▸ Problem description: Copy out the entries verbatim, from the first line down to and including the line that contains "routing-digit[interactable] <box>1099 666".

——————

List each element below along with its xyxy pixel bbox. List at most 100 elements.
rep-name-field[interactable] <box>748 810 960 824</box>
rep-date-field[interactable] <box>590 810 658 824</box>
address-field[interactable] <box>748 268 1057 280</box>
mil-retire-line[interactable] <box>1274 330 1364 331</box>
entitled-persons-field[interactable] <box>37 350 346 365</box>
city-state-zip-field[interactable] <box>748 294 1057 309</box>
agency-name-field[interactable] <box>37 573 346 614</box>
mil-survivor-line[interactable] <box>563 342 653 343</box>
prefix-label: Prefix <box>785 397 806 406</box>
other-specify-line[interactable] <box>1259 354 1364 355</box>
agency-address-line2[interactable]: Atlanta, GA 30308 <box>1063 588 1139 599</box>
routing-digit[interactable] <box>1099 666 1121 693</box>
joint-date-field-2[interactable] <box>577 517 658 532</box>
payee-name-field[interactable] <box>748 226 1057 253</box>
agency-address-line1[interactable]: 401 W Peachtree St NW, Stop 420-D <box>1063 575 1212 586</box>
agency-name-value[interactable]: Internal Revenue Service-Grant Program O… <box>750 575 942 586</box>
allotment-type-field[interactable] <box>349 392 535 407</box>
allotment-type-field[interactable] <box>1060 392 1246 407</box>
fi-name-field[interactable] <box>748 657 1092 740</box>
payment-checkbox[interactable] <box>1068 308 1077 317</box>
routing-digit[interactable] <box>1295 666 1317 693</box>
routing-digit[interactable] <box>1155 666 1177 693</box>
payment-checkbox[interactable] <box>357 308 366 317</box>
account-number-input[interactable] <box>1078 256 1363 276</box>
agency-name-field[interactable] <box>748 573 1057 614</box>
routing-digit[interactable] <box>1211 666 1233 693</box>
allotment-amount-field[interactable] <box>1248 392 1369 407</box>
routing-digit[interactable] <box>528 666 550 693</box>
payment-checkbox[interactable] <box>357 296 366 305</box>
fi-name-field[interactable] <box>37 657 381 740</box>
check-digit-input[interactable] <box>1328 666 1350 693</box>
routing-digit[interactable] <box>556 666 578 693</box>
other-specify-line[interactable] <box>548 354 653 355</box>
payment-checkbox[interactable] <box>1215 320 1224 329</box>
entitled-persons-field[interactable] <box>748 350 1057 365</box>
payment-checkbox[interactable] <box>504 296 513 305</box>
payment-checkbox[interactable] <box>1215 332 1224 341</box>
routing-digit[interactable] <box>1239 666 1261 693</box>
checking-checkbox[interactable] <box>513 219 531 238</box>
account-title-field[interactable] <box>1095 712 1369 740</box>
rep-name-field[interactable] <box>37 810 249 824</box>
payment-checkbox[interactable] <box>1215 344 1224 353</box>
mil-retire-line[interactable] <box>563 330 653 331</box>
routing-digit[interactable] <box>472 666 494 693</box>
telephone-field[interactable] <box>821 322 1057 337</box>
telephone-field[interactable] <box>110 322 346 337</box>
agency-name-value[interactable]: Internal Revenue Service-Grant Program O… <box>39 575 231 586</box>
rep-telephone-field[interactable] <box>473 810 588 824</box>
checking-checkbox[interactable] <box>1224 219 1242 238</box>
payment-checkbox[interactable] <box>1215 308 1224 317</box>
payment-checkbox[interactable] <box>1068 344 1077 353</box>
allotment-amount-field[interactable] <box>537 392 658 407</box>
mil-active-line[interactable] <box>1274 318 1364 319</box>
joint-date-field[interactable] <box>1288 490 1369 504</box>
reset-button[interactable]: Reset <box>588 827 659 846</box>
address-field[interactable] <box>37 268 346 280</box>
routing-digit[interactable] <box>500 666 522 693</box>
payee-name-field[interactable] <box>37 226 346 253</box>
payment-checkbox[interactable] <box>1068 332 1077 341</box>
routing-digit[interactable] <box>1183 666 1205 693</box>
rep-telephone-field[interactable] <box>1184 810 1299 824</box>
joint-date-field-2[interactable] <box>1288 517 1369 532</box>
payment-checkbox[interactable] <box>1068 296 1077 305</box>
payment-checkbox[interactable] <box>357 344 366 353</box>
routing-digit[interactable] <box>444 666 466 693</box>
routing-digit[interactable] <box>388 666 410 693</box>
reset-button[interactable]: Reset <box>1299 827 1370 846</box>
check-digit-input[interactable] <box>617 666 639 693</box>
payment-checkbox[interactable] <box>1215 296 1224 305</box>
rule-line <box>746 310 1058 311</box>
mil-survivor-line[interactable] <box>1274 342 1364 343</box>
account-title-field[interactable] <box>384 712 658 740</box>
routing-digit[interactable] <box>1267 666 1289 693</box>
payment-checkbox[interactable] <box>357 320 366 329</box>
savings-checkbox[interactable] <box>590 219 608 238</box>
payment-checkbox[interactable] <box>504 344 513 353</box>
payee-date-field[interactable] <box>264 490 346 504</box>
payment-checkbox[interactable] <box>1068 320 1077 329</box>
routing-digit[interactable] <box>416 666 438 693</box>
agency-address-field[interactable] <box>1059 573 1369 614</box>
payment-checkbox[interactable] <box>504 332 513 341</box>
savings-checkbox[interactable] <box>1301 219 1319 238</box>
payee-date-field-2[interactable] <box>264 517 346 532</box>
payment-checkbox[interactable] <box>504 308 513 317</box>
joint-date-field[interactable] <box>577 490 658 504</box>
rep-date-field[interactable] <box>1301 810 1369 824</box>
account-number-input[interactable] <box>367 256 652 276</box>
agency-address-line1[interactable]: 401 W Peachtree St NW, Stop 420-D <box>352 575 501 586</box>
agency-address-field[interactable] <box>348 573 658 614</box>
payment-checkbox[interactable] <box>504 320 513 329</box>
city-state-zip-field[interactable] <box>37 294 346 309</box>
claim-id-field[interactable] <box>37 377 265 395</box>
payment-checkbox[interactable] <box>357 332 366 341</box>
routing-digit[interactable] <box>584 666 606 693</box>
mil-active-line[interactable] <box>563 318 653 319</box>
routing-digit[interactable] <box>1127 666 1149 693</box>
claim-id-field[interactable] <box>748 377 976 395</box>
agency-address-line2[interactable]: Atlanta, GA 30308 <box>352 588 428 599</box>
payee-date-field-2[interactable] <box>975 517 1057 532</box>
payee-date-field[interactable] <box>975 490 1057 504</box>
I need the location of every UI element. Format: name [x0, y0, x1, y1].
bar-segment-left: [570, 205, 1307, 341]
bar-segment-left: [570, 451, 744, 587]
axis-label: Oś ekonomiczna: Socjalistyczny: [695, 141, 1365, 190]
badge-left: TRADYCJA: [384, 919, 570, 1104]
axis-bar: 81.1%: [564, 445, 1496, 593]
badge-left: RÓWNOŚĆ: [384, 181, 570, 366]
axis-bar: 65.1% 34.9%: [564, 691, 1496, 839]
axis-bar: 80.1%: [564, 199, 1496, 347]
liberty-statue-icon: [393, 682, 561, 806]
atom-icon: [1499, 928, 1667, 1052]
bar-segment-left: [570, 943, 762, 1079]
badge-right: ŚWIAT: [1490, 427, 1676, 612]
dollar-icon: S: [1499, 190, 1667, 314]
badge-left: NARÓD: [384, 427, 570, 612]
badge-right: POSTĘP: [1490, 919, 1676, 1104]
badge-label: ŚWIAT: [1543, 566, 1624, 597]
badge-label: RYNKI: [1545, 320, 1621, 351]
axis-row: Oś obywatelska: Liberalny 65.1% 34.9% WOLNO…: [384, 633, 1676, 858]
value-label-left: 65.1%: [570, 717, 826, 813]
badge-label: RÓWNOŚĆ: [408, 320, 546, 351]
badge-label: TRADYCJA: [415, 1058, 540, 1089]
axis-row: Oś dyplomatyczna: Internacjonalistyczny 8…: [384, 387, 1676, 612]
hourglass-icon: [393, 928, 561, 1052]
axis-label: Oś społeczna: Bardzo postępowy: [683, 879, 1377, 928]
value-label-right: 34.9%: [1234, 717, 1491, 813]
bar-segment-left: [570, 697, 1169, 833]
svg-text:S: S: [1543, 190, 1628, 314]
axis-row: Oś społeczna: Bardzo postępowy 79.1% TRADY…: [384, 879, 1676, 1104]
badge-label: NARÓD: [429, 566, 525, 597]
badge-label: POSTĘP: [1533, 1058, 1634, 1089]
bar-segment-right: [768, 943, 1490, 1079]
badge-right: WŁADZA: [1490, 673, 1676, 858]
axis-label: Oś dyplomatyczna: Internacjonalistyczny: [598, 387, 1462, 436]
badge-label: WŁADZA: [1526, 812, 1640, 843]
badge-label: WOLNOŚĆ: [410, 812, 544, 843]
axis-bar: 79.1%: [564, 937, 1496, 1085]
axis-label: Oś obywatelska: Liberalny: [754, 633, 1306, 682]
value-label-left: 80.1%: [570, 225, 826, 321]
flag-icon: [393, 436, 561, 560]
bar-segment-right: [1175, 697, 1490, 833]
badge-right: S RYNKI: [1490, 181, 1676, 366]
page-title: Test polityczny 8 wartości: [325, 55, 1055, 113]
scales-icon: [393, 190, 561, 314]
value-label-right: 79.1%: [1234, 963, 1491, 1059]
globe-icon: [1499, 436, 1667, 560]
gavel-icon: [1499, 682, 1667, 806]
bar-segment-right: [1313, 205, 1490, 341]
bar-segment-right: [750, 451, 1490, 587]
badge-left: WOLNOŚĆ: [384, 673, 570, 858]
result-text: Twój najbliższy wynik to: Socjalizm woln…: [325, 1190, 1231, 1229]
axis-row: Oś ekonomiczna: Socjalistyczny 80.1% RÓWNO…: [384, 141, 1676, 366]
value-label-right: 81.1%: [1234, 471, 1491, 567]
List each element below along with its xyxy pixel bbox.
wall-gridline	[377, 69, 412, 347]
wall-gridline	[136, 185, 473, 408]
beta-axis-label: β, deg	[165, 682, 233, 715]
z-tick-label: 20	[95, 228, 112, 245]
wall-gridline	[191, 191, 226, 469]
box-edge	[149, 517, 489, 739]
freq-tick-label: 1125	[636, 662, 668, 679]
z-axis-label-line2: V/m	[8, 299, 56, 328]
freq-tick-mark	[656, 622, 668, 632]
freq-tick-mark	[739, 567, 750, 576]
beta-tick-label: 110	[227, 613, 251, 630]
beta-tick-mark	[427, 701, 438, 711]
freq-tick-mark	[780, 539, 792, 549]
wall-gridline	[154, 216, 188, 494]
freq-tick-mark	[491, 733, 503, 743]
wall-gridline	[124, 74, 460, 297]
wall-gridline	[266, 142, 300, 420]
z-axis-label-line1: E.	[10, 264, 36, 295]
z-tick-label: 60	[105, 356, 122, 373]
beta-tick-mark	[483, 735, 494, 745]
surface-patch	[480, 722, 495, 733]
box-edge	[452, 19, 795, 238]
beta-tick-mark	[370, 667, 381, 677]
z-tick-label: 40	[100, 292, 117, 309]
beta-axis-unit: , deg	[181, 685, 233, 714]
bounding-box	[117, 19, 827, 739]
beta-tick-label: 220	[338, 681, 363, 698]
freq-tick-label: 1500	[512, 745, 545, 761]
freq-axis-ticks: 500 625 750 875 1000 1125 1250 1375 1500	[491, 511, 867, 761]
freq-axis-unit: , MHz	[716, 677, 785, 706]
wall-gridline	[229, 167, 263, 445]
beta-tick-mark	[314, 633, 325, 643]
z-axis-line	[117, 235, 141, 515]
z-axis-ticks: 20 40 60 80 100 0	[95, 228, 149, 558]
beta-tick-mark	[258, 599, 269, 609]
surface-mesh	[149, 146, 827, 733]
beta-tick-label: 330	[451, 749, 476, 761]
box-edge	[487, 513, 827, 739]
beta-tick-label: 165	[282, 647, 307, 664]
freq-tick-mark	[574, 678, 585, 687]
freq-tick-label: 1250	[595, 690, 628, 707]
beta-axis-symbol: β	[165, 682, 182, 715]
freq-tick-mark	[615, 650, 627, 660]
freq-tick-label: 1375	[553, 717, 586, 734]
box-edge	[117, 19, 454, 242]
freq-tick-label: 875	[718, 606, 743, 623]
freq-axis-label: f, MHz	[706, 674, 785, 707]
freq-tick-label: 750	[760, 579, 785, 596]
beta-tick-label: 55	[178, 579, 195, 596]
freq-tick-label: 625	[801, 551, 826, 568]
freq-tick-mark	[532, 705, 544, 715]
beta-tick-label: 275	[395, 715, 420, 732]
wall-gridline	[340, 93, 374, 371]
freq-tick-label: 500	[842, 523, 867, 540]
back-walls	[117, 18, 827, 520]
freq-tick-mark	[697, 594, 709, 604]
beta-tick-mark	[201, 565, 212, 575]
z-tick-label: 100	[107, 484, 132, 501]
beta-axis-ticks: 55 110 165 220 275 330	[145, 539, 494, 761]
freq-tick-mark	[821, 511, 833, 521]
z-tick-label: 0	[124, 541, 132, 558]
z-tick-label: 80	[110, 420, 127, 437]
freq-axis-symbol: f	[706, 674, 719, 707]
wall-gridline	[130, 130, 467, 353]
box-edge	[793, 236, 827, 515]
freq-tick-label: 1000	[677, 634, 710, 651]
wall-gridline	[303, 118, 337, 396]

——————

▸ Expected answer:
List each element below along with its xyxy pixel bbox. List at most 100 elements.
rep-name-field[interactable] <box>748 810 960 824</box>
rep-date-field[interactable] <box>590 810 658 824</box>
address-field[interactable] <box>748 268 1057 280</box>
mil-retire-line[interactable] <box>1274 330 1364 331</box>
entitled-persons-field[interactable] <box>37 350 346 365</box>
city-state-zip-field[interactable] <box>748 294 1057 309</box>
agency-name-field[interactable] <box>37 573 346 614</box>
mil-survivor-line[interactable] <box>563 342 653 343</box>
prefix-label: Prefix <box>785 397 806 406</box>
other-specify-line[interactable] <box>1259 354 1364 355</box>
agency-address-line2[interactable]: Atlanta, GA 30308 <box>1063 588 1139 599</box>
routing-digit[interactable] <box>1099 666 1121 693</box>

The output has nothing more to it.